**What you are asked to do:** Across all the lines below, how many contain the string "Lower"? Please reply with the number only.

(Data items)
######
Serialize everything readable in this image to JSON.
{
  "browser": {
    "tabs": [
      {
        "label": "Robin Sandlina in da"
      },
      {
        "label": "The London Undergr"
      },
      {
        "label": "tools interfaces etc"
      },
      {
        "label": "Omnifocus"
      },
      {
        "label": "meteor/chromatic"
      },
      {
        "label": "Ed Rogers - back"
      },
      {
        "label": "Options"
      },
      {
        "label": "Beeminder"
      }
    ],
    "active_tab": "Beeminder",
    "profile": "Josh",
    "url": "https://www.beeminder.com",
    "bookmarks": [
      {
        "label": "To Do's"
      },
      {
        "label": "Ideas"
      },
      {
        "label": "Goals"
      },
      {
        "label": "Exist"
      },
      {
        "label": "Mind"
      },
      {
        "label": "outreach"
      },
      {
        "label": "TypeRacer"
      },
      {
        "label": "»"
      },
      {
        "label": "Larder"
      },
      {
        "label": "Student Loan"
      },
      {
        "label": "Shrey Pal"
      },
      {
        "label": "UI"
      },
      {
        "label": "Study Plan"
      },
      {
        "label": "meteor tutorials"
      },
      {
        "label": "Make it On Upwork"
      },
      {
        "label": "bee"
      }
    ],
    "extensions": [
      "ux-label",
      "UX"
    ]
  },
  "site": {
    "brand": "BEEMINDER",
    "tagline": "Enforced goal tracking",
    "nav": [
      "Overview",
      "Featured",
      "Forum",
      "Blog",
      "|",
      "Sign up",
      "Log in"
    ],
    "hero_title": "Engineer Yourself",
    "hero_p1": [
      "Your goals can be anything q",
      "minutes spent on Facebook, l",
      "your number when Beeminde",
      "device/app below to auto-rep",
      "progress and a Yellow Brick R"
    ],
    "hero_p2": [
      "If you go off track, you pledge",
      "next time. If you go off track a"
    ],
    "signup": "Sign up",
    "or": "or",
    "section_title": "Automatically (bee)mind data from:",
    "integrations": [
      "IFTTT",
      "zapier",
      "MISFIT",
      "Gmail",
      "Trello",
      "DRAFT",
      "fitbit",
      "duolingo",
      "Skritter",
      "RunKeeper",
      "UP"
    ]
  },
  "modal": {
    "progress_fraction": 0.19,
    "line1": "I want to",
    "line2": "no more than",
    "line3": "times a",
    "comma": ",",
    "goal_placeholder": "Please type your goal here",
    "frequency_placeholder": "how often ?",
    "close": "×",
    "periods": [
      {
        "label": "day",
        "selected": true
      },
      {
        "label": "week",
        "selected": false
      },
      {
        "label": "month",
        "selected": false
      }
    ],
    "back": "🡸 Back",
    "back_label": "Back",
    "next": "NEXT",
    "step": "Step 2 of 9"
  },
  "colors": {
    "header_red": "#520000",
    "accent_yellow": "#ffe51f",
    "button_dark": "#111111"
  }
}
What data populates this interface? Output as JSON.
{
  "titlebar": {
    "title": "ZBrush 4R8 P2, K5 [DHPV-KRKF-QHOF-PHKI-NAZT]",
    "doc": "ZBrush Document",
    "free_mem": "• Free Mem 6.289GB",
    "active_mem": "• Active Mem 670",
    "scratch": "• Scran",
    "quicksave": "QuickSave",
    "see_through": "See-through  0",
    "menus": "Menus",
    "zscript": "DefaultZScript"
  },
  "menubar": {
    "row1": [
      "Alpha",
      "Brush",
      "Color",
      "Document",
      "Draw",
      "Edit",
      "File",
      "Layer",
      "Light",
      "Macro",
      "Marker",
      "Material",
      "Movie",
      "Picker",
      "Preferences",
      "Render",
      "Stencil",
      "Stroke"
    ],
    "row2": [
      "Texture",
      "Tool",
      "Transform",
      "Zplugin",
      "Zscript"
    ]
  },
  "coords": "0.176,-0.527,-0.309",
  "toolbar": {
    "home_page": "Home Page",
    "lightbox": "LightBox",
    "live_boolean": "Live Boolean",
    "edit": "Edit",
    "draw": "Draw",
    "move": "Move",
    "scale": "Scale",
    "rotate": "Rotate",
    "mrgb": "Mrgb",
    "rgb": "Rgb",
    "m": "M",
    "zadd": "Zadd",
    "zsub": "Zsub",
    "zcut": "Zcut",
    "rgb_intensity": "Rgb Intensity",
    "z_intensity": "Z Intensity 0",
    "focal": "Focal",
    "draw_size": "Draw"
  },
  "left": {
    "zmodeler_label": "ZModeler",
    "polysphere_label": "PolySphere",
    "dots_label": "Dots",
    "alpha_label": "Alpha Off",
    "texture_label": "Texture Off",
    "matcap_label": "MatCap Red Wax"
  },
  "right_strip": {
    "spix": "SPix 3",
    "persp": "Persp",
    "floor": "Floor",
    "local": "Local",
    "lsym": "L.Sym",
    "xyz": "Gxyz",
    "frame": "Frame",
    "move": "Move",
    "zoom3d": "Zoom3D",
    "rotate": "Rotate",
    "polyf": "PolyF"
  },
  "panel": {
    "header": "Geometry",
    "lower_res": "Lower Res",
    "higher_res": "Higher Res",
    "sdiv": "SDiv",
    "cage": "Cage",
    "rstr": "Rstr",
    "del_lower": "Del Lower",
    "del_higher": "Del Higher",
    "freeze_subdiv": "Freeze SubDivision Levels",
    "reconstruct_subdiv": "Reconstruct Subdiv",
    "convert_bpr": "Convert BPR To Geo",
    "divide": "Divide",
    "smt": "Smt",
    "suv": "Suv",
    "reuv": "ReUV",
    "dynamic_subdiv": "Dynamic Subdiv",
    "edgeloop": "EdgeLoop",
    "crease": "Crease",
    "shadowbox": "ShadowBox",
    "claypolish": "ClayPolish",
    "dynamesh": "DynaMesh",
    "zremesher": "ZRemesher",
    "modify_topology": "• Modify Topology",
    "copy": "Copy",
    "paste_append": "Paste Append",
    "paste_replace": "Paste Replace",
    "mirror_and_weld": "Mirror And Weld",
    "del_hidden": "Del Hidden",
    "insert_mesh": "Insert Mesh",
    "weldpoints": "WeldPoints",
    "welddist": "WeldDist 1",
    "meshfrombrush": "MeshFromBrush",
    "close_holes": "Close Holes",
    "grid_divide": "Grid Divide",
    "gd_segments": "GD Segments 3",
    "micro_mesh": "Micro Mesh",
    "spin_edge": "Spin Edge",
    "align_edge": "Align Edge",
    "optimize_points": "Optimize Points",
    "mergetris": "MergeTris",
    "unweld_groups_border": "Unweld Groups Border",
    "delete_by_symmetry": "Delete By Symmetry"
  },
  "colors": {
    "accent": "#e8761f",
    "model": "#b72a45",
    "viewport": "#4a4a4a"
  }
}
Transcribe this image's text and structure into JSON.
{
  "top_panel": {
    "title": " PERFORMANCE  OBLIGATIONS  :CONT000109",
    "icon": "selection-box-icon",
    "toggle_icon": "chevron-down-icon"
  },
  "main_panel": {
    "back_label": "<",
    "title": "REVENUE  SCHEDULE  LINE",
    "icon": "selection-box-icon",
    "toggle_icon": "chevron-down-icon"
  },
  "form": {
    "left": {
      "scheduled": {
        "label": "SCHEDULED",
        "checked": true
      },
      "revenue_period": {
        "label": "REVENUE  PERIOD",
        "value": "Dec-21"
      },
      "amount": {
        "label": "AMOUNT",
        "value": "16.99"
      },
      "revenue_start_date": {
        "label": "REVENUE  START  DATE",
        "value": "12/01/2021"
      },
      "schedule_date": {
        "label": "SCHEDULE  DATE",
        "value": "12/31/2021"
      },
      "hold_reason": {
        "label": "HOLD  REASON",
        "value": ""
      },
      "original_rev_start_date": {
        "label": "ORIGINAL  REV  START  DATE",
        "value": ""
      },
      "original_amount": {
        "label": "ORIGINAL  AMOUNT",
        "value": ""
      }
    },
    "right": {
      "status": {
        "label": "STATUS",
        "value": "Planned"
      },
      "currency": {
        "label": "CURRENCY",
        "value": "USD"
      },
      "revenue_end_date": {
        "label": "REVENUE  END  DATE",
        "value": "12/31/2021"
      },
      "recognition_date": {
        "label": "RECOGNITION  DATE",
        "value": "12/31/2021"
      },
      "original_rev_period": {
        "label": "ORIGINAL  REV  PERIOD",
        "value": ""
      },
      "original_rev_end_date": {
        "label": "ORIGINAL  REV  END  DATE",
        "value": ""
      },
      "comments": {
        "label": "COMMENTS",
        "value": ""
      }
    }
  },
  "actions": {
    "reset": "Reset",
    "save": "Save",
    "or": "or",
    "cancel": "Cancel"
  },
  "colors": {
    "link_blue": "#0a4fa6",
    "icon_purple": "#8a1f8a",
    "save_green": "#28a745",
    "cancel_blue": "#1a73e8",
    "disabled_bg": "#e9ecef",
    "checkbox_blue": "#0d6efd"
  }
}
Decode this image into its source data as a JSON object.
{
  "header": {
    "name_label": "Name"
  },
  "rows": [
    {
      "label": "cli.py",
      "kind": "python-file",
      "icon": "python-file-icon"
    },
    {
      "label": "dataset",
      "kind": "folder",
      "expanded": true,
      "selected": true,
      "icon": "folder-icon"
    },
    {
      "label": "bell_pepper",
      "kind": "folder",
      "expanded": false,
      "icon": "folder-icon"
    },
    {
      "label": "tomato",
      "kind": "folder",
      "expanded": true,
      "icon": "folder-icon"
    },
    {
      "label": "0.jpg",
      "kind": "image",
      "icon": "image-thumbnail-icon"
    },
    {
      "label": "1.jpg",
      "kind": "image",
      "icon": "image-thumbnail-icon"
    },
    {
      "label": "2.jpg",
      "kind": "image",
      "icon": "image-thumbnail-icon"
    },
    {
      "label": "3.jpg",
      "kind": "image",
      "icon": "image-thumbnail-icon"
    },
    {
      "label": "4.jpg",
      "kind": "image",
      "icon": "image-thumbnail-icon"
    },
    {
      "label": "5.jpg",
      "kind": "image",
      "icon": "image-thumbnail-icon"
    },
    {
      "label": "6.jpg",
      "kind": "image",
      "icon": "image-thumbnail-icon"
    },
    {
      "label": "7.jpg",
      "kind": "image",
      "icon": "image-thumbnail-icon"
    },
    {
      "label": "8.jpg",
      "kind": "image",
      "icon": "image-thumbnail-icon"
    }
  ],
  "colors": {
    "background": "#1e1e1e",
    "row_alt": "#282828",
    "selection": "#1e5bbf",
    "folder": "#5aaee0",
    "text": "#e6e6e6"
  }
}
######
**Answer below:** 2